### TASK TO CARRY OUT
Each entry must be reproduced precisely as it stands.

### MATERIAL SHOWN
- - - - - - -

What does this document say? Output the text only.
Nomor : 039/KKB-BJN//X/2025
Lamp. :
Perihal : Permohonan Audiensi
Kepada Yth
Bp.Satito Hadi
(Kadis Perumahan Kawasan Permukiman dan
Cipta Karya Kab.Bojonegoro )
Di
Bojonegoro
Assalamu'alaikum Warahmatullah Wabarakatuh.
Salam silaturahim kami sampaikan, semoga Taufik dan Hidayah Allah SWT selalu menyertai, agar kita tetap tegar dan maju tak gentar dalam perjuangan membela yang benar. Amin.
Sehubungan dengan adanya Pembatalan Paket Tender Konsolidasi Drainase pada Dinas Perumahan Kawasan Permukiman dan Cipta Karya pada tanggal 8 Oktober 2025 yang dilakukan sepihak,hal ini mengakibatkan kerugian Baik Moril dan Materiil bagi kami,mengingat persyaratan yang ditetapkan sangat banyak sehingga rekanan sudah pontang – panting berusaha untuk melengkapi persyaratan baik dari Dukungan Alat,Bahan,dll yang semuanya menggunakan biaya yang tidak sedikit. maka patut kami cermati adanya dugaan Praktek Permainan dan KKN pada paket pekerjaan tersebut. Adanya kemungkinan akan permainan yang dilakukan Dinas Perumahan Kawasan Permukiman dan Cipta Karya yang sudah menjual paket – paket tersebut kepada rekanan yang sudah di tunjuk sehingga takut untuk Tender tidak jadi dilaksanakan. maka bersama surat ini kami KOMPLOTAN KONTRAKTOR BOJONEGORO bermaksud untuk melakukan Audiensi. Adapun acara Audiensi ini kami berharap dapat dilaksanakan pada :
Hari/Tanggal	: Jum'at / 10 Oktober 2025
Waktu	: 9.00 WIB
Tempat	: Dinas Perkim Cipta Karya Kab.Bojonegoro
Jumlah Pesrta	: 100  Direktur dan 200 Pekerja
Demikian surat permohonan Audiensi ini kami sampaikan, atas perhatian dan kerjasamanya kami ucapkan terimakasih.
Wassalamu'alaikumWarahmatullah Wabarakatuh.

- - - - - - -

### THE SOLUTION
What does this document say? Output the text only.
Nomor : 039/KKB-BJN//X/2025
Lamp. :
Perihal : Permohonan Audiensi
Kepada Yth
Bp.Satito Hadi
(Kadis Perumahan Kawasan Permukiman dan
Cipta Karya Kab.Bojonegoro )
Di
Bojonegoro
Assalamu'alaikum Warahmatullah Wabarakatuh.
Salam silaturahim kami sampaikan, semoga Taufik dan Hidayah Allah SWT selalu menyertai, agar kita tetap tegar dan maju tak gentar dalam perjuangan membela yang benar. Amin.
Sehubungan dengan adanya Pembatalan Paket Tender Konsolidasi Drainase pada Dinas Perumahan Kawasan Permukiman dan Cipta Karya pada tanggal 8 Oktober 2025 yang dilakukan sepihak,hal ini mengakibatkan kerugian Baik Moril dan Materiil bagi kami,mengingat persyaratan yang ditetapkan sangat banyak sehingga rekanan sudah pontang – panting berusaha untuk melengkapi persyaratan baik dari Dukungan Alat,Bahan,dll yang semuanya menggunakan biaya yang tidak sedikit. maka patut kami cermati adanya dugaan Praktek Permainan dan KKN pada paket pekerjaan tersebut. Adanya kemungkinan akan permainan yang dilakukan Dinas Perumahan Kawasan Permukiman dan Cipta Karya yang sudah menjual paket – paket tersebut kepada rekanan yang sudah di tunjuk sehingga takut untuk Tender tidak jadi dilaksanakan. maka bersama surat ini kami KOMPLOTAN KONTRAKTOR BOJONEGORO bermaksud untuk melakukan Audiensi. Adapun acara Audiensi ini kami berharap dapat dilaksanakan pada :
Hari/Tanggal	: Jum'at / 10 Oktober 2025
Waktu	: 9.00 WIB
Tempat	: Dinas Perkim Cipta Karya Kab.Bojonegoro
Jumlah Pesrta	: 100  Direktur dan 200 Pekerja
Demikian surat permohonan Audiensi ini kami sampaikan, atas perhatian dan kerjasamanya kami ucapkan terimakasih.
Wassalamu'alaikumWarahmatullah Wabarakatuh.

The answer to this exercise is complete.